— Provided data —
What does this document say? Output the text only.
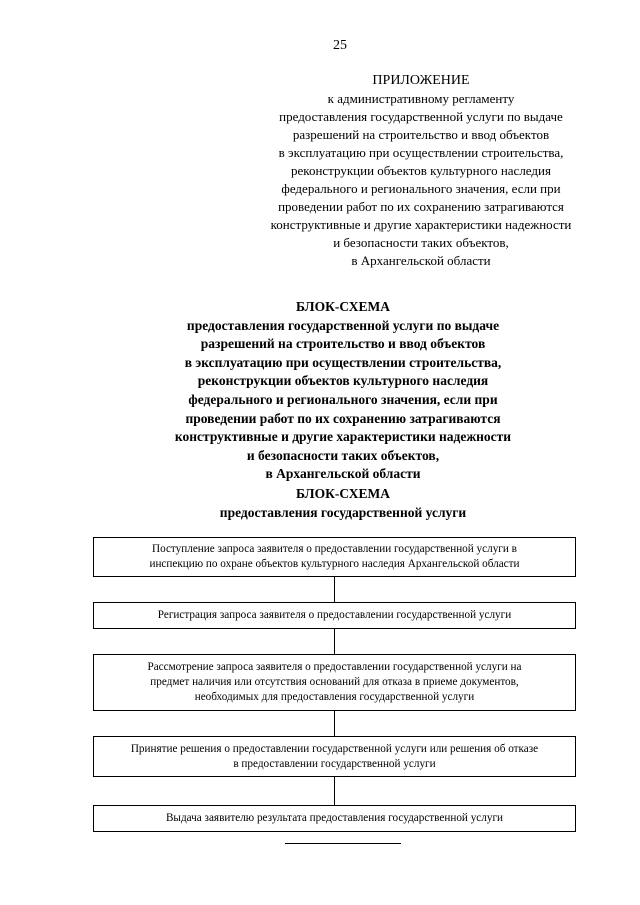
25
ПРИЛОЖЕНИЕ
к административному регламенту
предоставления государственной услуги по выдаче
разрешений на строительство и ввод объектов
в эксплуатацию при осуществлении строительства,
реконструкции объектов культурного наследия
федерального и регионального значения, если при
проведении работ по их сохранению затрагиваются
конструктивные и другие характеристики надежности
и безопасности таких объектов,
в Архангельской области
БЛОК-СХЕМА
предоставления государственной услуги по выдаче
разрешений на строительство и ввод объектов
в эксплуатацию при осуществлении строительства,
реконструкции объектов культурного наследия
федерального и регионального значения, если при
проведении работ по их сохранению затрагиваются
конструктивные и другие характеристики надежности
и безопасности таких объектов,
в Архангельской области
БЛОК-СХЕМА
предоставления государственной услуги
Поступление запроса заявителя о предоставлении государственной услуги в
инспекцию по охране объектов культурного наследия Архангельской области
Регистрация запроса заявителя о предоставлении государственной услуги
Рассмотрение запроса заявителя о предоставлении государственной услуги на
предмет наличия или отсутствия оснований для отказа в приеме документов,
необходимых для предоставления государственной услуги
Принятие решения о предоставлении государственной услуги или решения об отказе
в предоставлении государственной услуги
Выдача заявителю результата предоставления государственной услуги
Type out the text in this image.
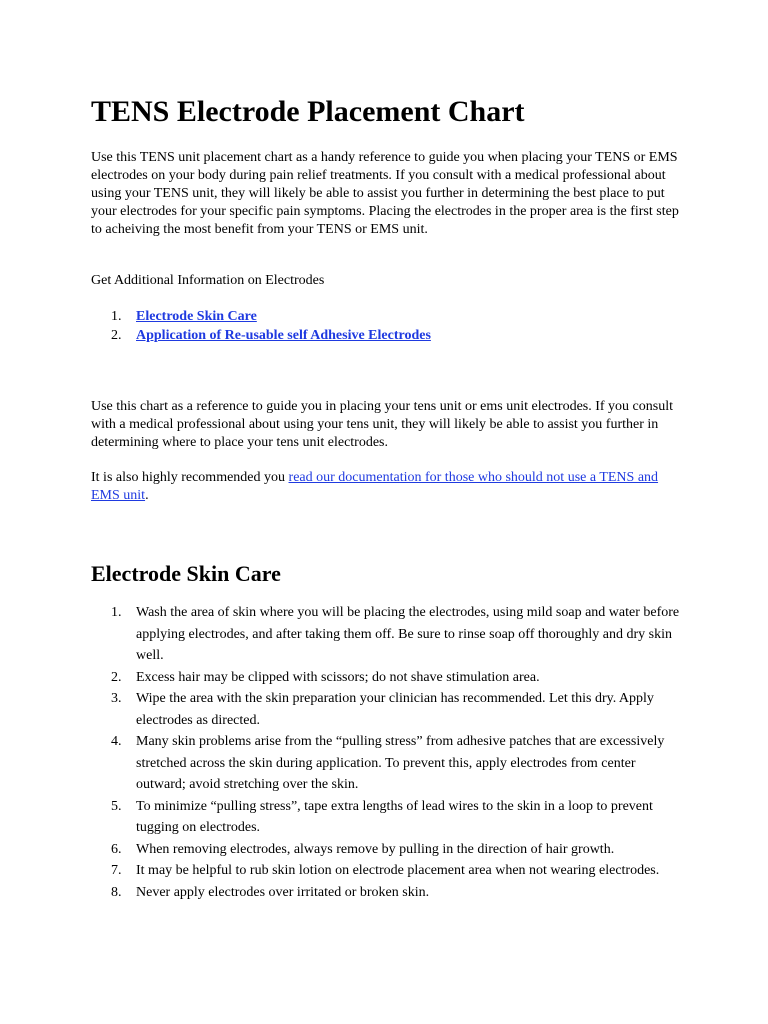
TENS Electrode Placement Chart

Use this TENS unit placement chart as a handy reference to guide you when placing your TENS or EMS electrodes on your body during pain relief treatments. If you consult with a medical professional about using your TENS unit, they will likely be able to assist you further in determining the best place to put your electrodes for your specific pain symptoms. Placing the electrodes in the proper area is the first step to acheiving the most benefit from your TENS or EMS unit.

Get Additional Information on Electrodes

1.	Electrode Skin Care
2.	Application of Re-usable self Adhesive Electrodes

Use this chart as a reference to guide you in placing your tens unit or ems unit electrodes. If you consult with a medical professional about using your tens unit, they will likely be able to assist you further in determining where to place your tens unit electrodes.

It is also highly recommended you read our documentation for those who should not use a TENS and EMS unit.

Electrode Skin Care
1.	Wash the area of skin where you will be placing the electrodes, using mild soap and water before applying electrodes, and after taking them off. Be sure to rinse soap off thoroughly and dry skin well.
2.	Excess hair may be clipped with scissors; do not shave stimulation area.
3.	Wipe the area with the skin preparation your clinician has recommended. Let this dry. Apply electrodes as directed.
4.	Many skin problems arise from the “pulling stress” from adhesive patches that are excessively stretched across the skin during application. To prevent this, apply electrodes from center outward; avoid stretching over the skin.
5.	To minimize “pulling stress”, tape extra lengths of lead wires to the skin in a loop to prevent tugging on electrodes.
6.	When removing electrodes, always remove by pulling in the direction of hair growth.
7.	It may be helpful to rub skin lotion on electrode placement area when not wearing electrodes.
8.	Never apply electrodes over irritated or broken skin.
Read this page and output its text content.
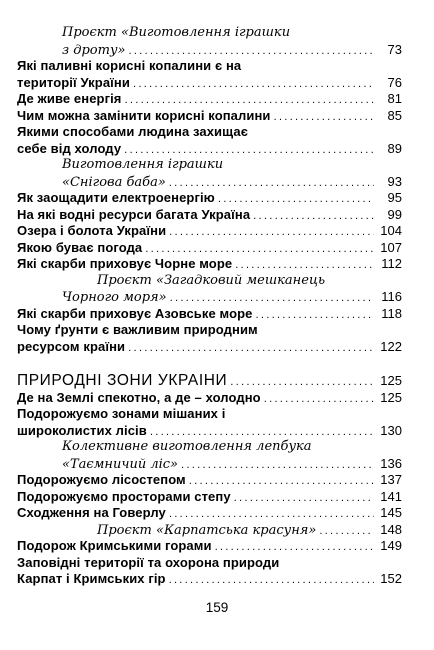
Проєкт «Виготовлення іграшки
з дроту» . . .	73
Які паливні корисні копалини є на
території України . . .	76
Де живе енергія . . .	81
Чим можна замінити корисні копалини . . .	85
Якими способами людина захищає
себе від холоду . . .	89
Виготовлення іграшки
«Снігова баба» . . .	93
Як заощадити електроенергію . . .	95
На які водні ресурси багата Україна . . .	99
Озера і болота України . . .	104
Якою буває погода . . .	107
Які скарби приховує Чорне море . . .	112
Проєкт «Загадковий мешканець
Чорного моря» . . .	116
Які скарби приховує Азовське море . . .	118
Чому ґрунти є важливим природним
ресурсом країни . . .	122
ПРИРОДНІ ЗОНИ УКРАЇНИ . . .	125
Де на Землі спекотно, а де – холодно . . .	125
Подорожуємо зонами мішаних і
широколистих лісів . . .	130
Колективне виготовлення лепбука
«Таємничий ліс» . . .	136
Подорожуємо лісостепом . . .	137
Подорожуємо просторами степу . . .	141
Сходження на Говерлу . . .	145
Проєкт «Карпатська красуня» . . .	148
Подорож Кримськими горами . . .	149
Заповідні території та охорона природи
Карпат і Кримських гір . . .	152
159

— Task prompt —
Reply with only the number of lines in the material above where the string "likely" appears.

— Result —
2